**Directions**: Rewrite the records from their first line through the line that contains "next-arrow-icon[interactable] [888,483,924,535]", switching every "interactable" to "clickable". Leave everything else unchanged.

**Layout records**:
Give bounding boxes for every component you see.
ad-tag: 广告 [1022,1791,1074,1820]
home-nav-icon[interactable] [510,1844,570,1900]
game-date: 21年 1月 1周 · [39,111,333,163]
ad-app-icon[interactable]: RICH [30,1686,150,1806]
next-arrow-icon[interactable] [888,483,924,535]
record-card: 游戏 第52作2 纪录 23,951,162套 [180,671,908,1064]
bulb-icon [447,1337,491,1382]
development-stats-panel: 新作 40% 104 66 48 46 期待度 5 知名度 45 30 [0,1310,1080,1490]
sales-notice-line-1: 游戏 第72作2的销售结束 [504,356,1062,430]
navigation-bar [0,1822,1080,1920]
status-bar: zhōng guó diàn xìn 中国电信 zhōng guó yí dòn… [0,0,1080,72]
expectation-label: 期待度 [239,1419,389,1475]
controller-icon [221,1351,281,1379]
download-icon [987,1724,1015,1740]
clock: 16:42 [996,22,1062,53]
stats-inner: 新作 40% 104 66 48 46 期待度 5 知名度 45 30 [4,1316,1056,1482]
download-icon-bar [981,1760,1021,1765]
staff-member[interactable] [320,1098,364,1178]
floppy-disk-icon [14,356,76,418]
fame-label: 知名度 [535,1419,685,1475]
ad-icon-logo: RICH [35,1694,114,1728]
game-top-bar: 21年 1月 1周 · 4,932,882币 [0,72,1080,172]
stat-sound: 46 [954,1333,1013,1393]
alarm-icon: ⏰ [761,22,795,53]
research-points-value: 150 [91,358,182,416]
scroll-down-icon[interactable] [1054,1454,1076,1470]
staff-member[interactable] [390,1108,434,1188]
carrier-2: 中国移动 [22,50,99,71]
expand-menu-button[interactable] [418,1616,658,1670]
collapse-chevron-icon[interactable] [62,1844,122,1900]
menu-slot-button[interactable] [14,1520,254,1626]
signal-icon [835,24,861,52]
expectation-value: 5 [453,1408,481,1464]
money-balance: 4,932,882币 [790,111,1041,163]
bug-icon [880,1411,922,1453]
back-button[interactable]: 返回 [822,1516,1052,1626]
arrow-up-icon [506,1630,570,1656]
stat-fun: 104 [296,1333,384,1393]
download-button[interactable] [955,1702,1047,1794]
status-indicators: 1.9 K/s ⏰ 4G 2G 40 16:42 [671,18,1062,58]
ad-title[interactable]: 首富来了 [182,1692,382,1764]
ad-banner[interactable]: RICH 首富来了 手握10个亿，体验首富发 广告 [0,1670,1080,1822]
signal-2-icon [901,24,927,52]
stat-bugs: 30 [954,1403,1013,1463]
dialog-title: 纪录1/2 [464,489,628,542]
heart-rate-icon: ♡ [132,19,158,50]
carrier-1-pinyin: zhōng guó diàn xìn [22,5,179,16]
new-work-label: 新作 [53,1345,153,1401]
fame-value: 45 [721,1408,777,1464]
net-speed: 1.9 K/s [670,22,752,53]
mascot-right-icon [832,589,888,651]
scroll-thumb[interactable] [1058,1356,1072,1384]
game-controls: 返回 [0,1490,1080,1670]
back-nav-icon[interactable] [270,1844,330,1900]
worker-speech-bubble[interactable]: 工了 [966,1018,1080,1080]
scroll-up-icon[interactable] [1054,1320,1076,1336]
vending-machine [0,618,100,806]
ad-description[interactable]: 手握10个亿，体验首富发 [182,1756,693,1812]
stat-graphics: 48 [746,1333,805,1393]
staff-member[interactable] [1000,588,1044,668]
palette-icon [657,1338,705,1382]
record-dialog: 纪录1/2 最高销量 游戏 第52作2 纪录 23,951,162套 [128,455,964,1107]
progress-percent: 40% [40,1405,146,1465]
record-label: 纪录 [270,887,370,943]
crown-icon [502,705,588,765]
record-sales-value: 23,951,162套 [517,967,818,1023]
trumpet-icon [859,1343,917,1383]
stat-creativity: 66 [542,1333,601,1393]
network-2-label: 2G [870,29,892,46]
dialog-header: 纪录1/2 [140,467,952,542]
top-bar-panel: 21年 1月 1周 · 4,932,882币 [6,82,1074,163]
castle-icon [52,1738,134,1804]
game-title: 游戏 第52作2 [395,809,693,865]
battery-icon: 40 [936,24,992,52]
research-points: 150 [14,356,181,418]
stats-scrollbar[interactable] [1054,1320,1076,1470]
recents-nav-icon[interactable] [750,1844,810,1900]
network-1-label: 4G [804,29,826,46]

**Result of the exercise**:
Give bounding boxes for every component you see.
ad-tag: 广告 [1022,1791,1074,1820]
home-nav-icon[clickable] [510,1844,570,1900]
game-date: 21年 1月 1周 · [39,111,333,163]
ad-app-icon[clickable]: RICH [30,1686,150,1806]
next-arrow-icon[clickable] [888,483,924,535]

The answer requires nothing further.